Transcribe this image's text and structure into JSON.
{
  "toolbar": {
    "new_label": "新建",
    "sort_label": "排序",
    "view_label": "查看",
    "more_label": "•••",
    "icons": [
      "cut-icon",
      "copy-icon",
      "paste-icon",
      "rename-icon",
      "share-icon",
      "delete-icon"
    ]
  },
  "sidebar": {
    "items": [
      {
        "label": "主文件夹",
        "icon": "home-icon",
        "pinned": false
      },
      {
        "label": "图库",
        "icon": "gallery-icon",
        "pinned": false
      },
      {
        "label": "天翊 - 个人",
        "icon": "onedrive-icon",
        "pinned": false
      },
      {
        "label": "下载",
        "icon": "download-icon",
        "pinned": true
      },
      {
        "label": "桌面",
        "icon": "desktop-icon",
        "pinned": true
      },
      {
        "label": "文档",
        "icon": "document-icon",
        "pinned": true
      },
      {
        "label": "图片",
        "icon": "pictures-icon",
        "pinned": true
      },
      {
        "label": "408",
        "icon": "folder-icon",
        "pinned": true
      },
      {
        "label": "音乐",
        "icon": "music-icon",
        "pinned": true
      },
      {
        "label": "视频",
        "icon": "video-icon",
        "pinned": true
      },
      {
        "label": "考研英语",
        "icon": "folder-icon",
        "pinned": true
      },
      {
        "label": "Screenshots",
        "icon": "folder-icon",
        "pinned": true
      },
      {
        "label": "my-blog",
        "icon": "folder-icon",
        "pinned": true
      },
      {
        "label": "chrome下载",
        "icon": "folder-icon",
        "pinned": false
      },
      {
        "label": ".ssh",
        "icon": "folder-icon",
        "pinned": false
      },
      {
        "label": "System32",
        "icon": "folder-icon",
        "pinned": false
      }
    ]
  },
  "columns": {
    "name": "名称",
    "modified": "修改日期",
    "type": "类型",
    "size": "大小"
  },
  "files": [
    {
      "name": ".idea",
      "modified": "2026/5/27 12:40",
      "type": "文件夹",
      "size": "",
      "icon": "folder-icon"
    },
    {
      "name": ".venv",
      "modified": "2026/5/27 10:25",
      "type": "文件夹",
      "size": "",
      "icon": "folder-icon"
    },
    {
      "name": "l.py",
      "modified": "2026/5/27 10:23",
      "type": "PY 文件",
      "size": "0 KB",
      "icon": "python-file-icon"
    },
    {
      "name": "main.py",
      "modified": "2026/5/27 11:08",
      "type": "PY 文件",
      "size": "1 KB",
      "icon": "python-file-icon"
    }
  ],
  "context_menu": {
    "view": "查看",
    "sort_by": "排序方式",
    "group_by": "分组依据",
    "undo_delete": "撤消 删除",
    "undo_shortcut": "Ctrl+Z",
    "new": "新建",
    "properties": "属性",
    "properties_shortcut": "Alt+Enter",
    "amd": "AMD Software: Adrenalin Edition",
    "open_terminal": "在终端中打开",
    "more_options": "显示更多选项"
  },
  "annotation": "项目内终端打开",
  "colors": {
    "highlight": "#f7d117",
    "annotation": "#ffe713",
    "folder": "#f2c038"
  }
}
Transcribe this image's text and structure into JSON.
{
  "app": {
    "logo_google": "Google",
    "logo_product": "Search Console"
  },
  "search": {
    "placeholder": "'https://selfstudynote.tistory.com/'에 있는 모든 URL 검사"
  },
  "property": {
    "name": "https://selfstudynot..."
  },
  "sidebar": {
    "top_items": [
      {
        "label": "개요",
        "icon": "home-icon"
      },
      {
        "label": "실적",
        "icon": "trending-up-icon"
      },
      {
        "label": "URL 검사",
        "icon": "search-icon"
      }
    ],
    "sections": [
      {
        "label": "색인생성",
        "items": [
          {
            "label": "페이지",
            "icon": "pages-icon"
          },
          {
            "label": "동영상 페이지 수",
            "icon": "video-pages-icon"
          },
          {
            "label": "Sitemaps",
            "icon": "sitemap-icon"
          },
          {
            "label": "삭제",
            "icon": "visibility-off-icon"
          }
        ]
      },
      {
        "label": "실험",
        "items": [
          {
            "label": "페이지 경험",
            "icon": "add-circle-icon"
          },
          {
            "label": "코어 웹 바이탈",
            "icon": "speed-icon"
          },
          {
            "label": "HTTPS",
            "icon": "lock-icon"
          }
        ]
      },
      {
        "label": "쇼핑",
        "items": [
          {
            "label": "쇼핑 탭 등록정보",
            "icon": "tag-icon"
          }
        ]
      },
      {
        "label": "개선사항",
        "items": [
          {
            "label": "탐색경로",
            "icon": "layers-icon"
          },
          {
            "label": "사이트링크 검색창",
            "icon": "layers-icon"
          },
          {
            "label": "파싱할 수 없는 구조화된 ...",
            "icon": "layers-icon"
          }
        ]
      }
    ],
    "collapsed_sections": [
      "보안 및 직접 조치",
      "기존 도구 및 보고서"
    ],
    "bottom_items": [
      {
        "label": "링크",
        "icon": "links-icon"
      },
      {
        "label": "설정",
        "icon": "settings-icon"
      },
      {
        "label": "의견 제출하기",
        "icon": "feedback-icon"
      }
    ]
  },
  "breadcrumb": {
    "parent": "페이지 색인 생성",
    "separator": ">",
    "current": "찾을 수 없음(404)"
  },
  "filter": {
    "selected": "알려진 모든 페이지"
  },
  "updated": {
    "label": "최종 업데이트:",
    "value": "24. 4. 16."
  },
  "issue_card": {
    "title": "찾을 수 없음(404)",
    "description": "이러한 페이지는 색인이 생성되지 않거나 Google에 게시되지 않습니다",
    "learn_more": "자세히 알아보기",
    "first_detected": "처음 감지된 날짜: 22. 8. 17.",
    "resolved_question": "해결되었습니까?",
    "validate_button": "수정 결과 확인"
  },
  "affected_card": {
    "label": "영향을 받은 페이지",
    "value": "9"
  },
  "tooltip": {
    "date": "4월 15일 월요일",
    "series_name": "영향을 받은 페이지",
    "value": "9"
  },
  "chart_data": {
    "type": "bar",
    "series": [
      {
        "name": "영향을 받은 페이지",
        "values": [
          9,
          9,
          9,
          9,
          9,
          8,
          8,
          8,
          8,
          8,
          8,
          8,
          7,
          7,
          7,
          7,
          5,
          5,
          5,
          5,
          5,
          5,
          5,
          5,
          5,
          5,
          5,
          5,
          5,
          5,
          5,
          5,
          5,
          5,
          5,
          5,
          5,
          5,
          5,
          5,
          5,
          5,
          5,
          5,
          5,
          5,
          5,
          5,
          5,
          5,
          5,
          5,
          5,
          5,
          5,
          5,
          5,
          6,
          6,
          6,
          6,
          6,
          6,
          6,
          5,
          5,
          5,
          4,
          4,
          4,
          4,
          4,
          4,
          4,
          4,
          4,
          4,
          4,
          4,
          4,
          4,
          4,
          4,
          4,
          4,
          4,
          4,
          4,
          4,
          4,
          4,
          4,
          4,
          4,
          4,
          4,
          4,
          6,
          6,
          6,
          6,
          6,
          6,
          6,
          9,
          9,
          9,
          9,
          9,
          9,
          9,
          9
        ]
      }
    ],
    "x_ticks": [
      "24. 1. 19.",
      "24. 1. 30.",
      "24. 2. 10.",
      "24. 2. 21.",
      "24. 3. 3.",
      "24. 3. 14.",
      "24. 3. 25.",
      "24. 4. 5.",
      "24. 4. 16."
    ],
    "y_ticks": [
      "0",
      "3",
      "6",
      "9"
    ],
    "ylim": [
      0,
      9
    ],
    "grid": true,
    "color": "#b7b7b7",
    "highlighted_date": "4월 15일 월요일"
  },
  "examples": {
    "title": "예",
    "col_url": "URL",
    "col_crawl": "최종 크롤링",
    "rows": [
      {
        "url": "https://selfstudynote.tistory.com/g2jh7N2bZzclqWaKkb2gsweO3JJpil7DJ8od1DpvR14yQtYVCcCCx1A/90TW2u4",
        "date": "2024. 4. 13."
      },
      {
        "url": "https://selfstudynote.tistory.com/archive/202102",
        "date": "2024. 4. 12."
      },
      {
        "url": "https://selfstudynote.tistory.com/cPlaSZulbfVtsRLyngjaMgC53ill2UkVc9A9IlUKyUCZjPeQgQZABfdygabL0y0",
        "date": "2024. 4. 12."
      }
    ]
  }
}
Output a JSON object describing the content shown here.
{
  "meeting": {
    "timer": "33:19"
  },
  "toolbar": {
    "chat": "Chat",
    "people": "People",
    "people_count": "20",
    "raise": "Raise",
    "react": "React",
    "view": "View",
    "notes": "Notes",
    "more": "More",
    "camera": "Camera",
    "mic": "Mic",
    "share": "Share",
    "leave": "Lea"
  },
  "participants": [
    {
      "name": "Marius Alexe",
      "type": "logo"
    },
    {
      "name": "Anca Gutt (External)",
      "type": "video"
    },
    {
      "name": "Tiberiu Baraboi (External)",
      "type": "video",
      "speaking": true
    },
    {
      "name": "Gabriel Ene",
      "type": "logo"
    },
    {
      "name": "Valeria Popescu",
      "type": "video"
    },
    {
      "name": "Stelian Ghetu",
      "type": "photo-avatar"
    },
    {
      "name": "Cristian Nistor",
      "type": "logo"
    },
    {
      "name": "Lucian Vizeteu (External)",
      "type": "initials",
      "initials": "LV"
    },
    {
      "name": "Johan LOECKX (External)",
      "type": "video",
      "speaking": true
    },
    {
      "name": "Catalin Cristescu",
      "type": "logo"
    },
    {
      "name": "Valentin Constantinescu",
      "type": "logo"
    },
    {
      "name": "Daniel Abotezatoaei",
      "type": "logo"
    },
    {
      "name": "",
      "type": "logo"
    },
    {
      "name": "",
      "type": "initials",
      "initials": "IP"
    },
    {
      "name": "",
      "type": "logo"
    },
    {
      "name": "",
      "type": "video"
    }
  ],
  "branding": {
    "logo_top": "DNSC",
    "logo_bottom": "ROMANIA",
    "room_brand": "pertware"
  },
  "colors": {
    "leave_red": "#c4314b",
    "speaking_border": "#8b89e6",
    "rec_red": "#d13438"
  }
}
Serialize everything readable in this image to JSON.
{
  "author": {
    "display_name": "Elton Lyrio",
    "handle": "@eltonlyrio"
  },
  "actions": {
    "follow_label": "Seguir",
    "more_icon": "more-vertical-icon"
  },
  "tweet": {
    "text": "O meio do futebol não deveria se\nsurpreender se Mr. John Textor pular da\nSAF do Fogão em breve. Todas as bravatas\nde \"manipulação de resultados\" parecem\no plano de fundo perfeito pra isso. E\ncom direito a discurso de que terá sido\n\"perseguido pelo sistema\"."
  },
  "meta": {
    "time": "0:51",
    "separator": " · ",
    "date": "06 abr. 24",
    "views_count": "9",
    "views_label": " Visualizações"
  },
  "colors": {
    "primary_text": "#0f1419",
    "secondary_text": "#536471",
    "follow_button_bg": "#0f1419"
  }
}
= = = =
■ WHAT IS REQUIRED
Find the word "initials" in the records and pull out each line that has it.

■ WRITTEN ANSWER
      "type": "initials",
      "initials": "LV"
      "type": "initials",
      "initials": "IP"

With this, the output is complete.